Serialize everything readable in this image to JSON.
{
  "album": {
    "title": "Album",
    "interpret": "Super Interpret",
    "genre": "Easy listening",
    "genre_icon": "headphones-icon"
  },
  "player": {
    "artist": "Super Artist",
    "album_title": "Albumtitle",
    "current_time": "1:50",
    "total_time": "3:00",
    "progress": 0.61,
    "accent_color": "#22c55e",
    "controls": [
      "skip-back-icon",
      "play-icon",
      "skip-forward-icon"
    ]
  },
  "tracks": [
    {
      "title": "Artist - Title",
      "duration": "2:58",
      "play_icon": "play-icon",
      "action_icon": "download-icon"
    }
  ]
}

---

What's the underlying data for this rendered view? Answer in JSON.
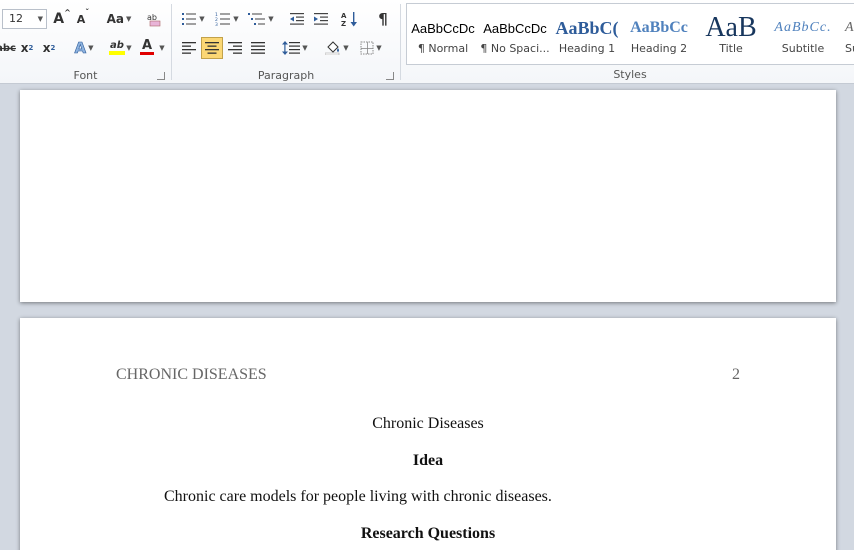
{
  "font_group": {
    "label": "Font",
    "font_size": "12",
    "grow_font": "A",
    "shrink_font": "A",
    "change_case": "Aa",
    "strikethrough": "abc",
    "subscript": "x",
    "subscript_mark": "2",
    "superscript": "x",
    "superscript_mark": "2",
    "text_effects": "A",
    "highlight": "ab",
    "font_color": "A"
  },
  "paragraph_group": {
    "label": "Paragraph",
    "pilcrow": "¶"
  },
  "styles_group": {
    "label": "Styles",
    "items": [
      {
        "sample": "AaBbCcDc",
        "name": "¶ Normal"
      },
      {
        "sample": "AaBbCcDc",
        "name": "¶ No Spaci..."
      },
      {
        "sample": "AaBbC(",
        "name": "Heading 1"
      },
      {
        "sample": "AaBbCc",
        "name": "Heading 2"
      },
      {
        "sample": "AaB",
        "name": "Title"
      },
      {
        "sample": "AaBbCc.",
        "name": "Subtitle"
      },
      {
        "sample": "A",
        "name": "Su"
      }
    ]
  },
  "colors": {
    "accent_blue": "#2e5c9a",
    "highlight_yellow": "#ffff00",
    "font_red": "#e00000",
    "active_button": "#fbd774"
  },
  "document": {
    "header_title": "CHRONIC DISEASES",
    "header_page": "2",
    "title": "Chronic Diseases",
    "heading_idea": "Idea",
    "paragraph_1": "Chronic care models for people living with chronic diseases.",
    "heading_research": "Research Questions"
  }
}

==

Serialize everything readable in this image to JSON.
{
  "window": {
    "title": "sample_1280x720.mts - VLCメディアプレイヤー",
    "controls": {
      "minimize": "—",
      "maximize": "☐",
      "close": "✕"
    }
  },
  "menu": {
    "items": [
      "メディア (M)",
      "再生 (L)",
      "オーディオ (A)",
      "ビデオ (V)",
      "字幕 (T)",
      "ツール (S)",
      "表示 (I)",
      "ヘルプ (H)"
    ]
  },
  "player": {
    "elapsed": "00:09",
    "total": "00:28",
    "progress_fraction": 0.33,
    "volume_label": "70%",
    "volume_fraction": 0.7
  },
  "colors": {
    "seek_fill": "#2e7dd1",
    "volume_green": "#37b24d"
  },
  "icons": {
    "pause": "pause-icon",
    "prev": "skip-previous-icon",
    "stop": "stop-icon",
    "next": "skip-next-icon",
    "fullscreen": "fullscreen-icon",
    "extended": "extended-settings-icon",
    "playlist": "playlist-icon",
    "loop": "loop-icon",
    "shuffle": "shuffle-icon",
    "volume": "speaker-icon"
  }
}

WORK INSTRUCTIONS.
All lines of the data above that include the word "skip" must be shown.

SOLVED EXERCISE.
      "skip-back-icon",
      "skip-forward-icon"
    "prev": "skip-previous-icon",
    "next": "skip-next-icon",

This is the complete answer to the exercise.